Can you find the lines of the listing that include "⑩연금구분" and copy every one?

[Stored entries]
▼

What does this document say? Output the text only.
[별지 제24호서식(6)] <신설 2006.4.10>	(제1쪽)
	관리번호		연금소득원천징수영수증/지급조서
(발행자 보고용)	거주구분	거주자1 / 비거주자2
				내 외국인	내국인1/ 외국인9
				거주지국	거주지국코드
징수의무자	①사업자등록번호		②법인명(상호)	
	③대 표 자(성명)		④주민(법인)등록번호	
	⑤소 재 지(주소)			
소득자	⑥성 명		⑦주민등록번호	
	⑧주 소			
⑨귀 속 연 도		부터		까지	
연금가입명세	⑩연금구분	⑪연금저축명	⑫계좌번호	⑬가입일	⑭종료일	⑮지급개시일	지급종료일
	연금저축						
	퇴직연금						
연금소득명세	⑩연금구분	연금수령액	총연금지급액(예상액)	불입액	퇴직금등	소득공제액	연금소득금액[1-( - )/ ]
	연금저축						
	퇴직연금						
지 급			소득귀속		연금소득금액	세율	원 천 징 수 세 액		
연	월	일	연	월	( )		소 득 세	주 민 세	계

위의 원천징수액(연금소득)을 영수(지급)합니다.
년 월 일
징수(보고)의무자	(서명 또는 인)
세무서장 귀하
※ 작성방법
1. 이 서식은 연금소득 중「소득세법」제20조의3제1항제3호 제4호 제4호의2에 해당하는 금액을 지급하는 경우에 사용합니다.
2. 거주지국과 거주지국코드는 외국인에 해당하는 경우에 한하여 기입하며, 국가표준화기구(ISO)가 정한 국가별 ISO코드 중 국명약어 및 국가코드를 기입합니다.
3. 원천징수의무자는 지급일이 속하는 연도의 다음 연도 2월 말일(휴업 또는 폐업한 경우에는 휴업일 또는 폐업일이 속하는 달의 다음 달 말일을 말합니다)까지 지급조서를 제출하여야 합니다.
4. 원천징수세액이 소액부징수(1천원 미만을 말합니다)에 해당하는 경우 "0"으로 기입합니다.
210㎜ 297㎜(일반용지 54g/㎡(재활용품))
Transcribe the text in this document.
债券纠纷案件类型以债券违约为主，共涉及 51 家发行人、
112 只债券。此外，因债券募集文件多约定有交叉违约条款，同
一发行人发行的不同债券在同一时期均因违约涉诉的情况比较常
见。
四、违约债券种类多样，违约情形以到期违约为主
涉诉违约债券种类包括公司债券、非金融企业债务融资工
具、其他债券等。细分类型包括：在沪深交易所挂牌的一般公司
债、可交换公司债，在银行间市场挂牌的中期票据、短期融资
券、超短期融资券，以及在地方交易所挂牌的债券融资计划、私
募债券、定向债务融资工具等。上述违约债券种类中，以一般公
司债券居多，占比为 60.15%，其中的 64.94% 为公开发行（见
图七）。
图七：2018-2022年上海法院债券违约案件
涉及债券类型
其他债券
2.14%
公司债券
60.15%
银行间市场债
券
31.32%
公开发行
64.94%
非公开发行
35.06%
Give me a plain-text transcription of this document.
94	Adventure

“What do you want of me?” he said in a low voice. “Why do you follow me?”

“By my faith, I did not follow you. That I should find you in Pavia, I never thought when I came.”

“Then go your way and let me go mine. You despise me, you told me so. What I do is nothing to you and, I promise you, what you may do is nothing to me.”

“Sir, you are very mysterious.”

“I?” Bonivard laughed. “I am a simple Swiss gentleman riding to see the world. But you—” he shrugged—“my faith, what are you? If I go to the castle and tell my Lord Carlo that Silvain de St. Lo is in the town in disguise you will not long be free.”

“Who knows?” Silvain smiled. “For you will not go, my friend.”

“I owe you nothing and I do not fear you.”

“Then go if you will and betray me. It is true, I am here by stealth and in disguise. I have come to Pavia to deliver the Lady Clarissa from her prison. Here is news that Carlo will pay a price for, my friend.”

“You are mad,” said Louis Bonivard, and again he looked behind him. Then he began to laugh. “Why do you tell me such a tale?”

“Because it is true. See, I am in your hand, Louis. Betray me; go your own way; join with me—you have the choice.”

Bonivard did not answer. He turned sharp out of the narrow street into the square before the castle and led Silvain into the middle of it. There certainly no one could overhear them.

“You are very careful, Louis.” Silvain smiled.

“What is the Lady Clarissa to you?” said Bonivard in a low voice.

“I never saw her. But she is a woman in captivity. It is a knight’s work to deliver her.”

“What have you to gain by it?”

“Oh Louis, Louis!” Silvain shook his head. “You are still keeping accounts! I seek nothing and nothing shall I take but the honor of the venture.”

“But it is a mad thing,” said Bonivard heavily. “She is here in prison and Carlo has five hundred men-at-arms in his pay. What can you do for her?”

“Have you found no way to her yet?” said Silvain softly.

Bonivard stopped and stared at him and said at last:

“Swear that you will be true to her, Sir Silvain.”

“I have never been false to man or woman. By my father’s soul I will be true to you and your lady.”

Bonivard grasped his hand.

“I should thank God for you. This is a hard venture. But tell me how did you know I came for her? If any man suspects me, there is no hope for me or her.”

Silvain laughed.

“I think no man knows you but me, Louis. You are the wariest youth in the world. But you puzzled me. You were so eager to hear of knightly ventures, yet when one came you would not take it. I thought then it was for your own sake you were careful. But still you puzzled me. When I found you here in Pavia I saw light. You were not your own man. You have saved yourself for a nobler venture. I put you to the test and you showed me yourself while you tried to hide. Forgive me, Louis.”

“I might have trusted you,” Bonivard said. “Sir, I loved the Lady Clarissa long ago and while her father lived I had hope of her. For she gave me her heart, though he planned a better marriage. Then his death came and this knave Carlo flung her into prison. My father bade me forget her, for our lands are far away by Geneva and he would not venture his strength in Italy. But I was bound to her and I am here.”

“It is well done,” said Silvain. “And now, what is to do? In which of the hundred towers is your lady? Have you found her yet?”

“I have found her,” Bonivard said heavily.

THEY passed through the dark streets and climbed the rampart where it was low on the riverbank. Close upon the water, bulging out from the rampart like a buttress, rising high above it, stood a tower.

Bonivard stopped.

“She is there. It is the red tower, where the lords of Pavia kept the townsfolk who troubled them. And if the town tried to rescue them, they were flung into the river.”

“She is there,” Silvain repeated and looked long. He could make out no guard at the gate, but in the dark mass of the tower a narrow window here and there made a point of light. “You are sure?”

▲

## Answer to the problem
연금가입명세	⑩연금구분	⑪연금저축명	⑫계좌번호	⑬가입일	⑭종료일	⑮지급개시일	지급종료일
연금소득명세	⑩연금구분	연금수령액	총연금지급액(예상액)	불입액	퇴직금등	소득공제액	연금소득금액[1-( - )/ ]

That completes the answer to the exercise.